__Record excerpts__
»»

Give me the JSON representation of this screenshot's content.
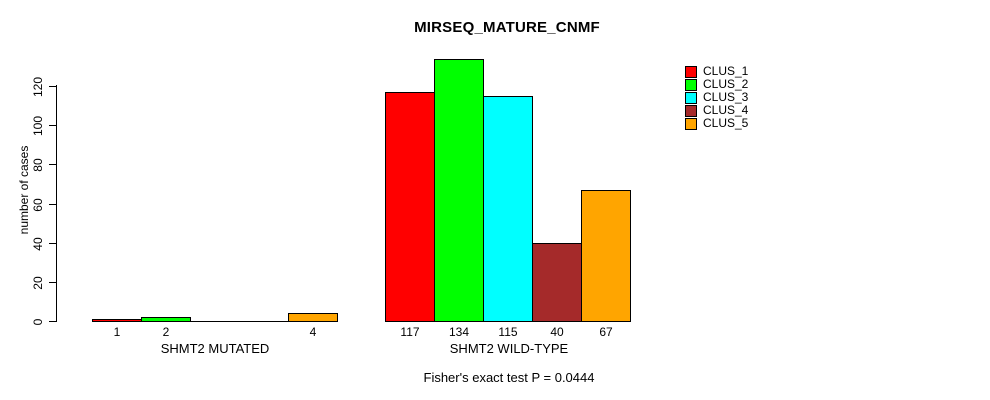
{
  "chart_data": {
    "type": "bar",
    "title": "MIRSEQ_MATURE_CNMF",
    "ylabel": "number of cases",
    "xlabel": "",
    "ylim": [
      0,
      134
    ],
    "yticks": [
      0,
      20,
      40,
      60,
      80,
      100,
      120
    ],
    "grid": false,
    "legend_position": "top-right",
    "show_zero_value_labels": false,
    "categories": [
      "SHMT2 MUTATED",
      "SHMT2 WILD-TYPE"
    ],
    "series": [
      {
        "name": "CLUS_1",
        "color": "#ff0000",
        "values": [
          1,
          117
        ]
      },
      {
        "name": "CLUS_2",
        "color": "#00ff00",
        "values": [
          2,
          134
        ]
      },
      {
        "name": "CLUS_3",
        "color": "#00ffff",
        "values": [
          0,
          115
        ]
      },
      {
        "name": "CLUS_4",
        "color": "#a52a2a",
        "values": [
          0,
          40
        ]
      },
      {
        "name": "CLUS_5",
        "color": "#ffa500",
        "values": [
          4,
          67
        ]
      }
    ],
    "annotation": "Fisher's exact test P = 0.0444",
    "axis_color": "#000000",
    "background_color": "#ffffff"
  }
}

««
»»

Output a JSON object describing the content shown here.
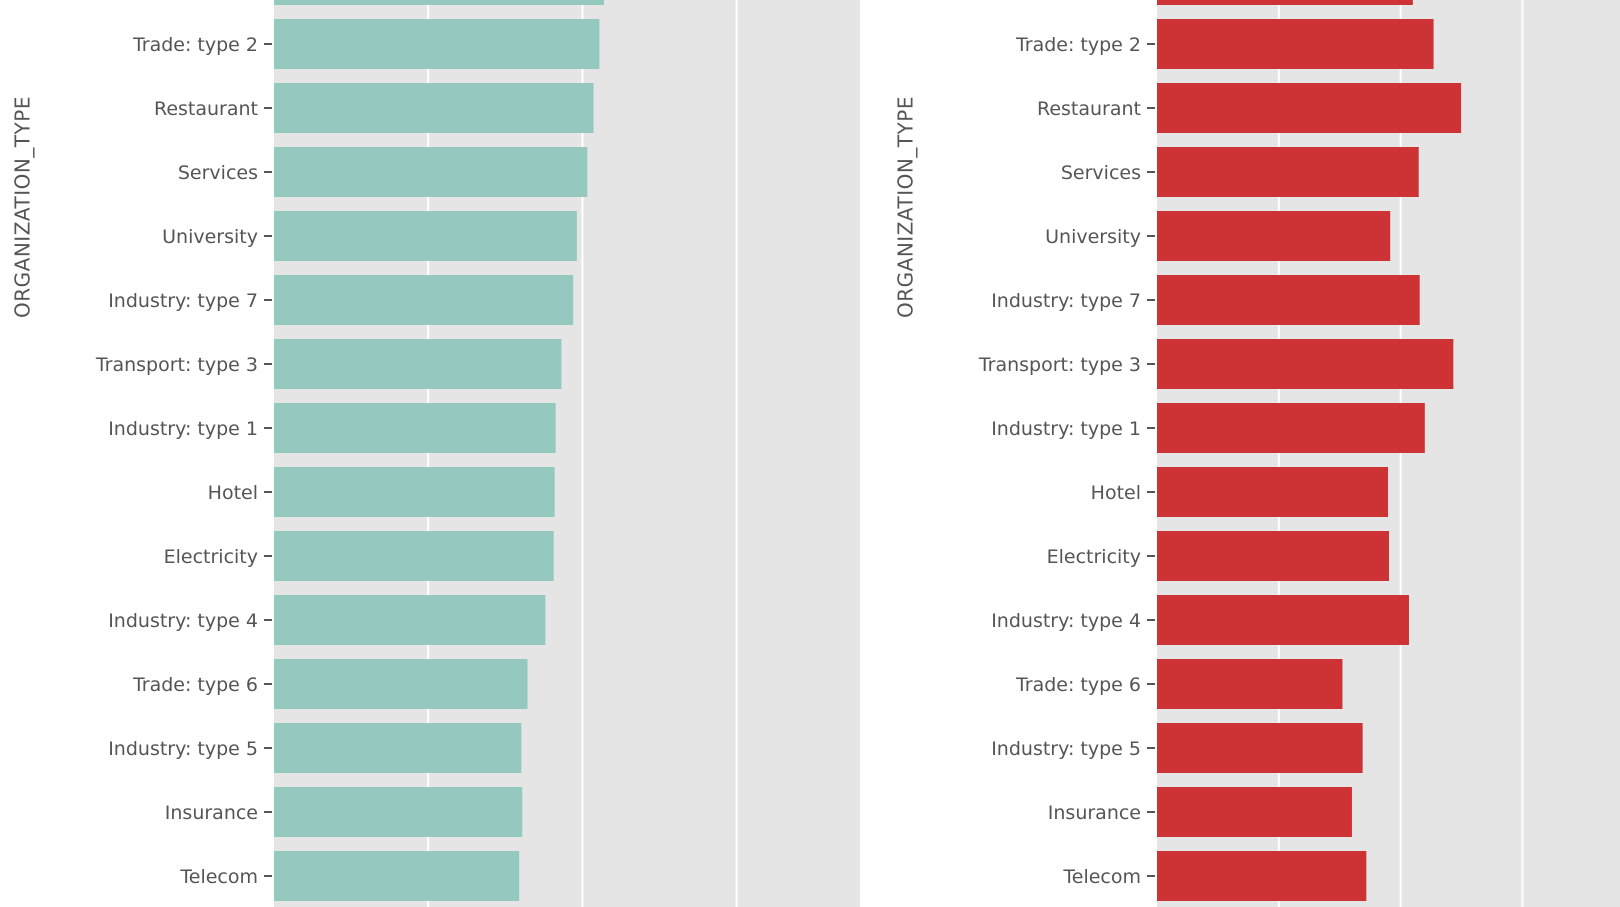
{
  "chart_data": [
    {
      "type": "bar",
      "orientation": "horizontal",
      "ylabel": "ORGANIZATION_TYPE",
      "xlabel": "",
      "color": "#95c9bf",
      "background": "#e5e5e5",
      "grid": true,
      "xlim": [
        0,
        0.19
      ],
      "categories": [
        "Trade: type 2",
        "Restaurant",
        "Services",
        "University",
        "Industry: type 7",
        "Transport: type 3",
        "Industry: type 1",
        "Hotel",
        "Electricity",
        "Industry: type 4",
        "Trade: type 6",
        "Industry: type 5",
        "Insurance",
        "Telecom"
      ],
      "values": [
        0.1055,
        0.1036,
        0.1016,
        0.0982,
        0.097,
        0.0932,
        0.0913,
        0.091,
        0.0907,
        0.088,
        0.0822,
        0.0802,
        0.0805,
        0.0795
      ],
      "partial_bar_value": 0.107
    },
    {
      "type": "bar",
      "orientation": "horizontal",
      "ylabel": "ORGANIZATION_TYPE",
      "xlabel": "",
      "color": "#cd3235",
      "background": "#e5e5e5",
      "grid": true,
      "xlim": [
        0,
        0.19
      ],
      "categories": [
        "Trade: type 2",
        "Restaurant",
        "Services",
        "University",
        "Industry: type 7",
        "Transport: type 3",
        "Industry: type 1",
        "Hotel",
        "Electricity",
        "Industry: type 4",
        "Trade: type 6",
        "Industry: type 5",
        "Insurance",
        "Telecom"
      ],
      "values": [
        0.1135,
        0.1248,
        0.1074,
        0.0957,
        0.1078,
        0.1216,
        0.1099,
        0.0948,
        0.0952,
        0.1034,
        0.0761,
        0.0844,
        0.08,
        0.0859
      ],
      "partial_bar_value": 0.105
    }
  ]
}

««

__Your goal__
Pick out all lines containing the string "content".

__Exercise response__
Give me the JSON representation of this screenshot's content.
Output a JSON object describing the content shown here.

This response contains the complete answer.